• _INPUT MATERIAL_
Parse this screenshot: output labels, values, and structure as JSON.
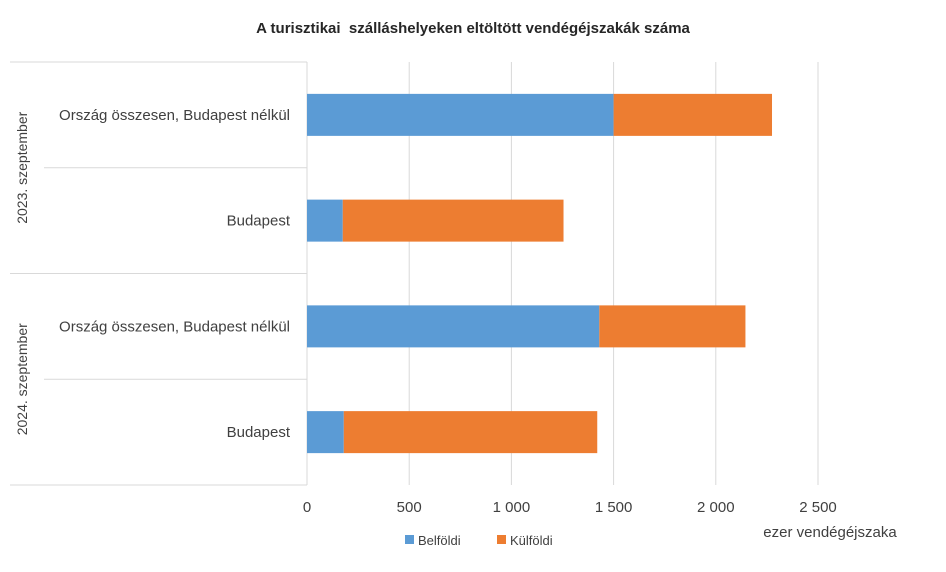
{
  "chart_data": {
    "type": "bar",
    "orientation": "horizontal",
    "stacked": true,
    "title": "A turisztikai  szálláshelyeken eltöltött vendégéjszakák száma",
    "xlabel": "ezer vendégéjszaka",
    "xlim": [
      0,
      2500
    ],
    "xticks": [
      0,
      500,
      1000,
      1500,
      2000,
      2500
    ],
    "xtick_labels": [
      "0",
      "500",
      "1 000",
      "1 500",
      "2 000",
      "2 500"
    ],
    "grid": true,
    "legend_position": "bottom",
    "groups": [
      {
        "label": "2023. szeptember",
        "categories": [
          "Ország összesen, Budapest nélkül",
          "Budapest"
        ],
        "values": {
          "Belföldi": [
            1500,
            175
          ],
          "Külföldi": [
            775,
            1080
          ]
        }
      },
      {
        "label": "2024. szeptember",
        "categories": [
          "Ország összesen, Budapest nélkül",
          "Budapest"
        ],
        "values": {
          "Belföldi": [
            1430,
            180
          ],
          "Külföldi": [
            715,
            1240
          ]
        }
      }
    ],
    "series": [
      {
        "name": "Belföldi",
        "color": "#5b9bd5"
      },
      {
        "name": "Külföldi",
        "color": "#ed7d31"
      }
    ]
  }
}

• _THE EXERCISE_
Every line above should be returned word for word, with the pictures left behind.

• _SOLUTION FOR THIS PROBLEM_
Parse this screenshot: output labels, values, and structure as JSON.
{
  "chart_data": {
    "type": "bar",
    "orientation": "horizontal",
    "stacked": true,
    "title": "A turisztikai  szálláshelyeken eltöltött vendégéjszakák száma",
    "xlabel": "ezer vendégéjszaka",
    "xlim": [
      0,
      2500
    ],
    "xticks": [
      0,
      500,
      1000,
      1500,
      2000,
      2500
    ],
    "xtick_labels": [
      "0",
      "500",
      "1 000",
      "1 500",
      "2 000",
      "2 500"
    ],
    "grid": true,
    "legend_position": "bottom",
    "groups": [
      {
        "label": "2023. szeptember",
        "categories": [
          "Ország összesen, Budapest nélkül",
          "Budapest"
        ],
        "values": {
          "Belföldi": [
            1500,
            175
          ],
          "Külföldi": [
            775,
            1080
          ]
        }
      },
      {
        "label": "2024. szeptember",
        "categories": [
          "Ország összesen, Budapest nélkül",
          "Budapest"
        ],
        "values": {
          "Belföldi": [
            1430,
            180
          ],
          "Külföldi": [
            715,
            1240
          ]
        }
      }
    ],
    "series": [
      {
        "name": "Belföldi",
        "color": "#5b9bd5"
      },
      {
        "name": "Külföldi",
        "color": "#ed7d31"
      }
    ]
  }
}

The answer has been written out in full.